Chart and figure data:

######

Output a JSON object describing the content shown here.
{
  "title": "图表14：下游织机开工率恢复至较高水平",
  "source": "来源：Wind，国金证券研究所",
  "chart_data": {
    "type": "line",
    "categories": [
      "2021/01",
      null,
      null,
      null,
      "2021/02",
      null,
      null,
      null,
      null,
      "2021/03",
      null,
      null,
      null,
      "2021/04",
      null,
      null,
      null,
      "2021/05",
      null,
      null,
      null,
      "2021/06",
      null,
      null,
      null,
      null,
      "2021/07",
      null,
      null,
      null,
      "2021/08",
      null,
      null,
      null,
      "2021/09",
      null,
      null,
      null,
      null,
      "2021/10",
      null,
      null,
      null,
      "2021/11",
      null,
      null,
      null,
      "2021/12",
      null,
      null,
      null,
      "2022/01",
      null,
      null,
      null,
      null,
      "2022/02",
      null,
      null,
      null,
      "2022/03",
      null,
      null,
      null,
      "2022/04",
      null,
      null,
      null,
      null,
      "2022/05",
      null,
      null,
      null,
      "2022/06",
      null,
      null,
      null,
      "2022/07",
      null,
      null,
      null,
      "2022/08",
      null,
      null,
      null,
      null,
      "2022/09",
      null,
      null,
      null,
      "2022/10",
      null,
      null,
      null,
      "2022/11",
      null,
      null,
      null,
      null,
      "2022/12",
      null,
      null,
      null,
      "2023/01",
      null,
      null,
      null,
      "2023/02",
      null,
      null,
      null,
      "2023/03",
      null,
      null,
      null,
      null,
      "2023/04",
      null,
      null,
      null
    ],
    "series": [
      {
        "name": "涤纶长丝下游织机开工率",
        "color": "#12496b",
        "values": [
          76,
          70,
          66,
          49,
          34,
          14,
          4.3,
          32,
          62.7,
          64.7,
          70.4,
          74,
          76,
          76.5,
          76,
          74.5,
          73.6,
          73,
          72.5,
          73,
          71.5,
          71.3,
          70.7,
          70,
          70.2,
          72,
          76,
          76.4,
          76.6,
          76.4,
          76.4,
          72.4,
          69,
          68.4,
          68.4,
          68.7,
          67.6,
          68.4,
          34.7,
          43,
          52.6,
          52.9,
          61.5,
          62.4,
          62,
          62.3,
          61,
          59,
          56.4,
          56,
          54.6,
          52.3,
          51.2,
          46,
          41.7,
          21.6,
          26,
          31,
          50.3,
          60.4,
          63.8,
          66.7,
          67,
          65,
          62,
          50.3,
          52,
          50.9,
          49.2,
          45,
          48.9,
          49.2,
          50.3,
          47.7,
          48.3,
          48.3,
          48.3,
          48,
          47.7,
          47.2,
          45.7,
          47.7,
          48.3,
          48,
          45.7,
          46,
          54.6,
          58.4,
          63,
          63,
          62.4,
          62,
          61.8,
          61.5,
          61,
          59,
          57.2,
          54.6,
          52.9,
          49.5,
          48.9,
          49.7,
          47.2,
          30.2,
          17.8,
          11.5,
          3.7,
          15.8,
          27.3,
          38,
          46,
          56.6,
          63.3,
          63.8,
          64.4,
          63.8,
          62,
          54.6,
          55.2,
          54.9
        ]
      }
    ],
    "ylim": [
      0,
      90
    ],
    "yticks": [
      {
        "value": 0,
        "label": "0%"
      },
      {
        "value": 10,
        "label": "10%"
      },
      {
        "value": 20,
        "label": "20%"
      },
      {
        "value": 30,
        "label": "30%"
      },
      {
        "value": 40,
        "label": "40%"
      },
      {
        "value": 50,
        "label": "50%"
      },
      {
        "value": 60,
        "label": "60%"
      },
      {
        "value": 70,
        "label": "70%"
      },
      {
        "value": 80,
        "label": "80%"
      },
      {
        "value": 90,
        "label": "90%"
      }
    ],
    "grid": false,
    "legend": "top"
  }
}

######

Find how many lines in the material hold the word "label" and state that number alone.

10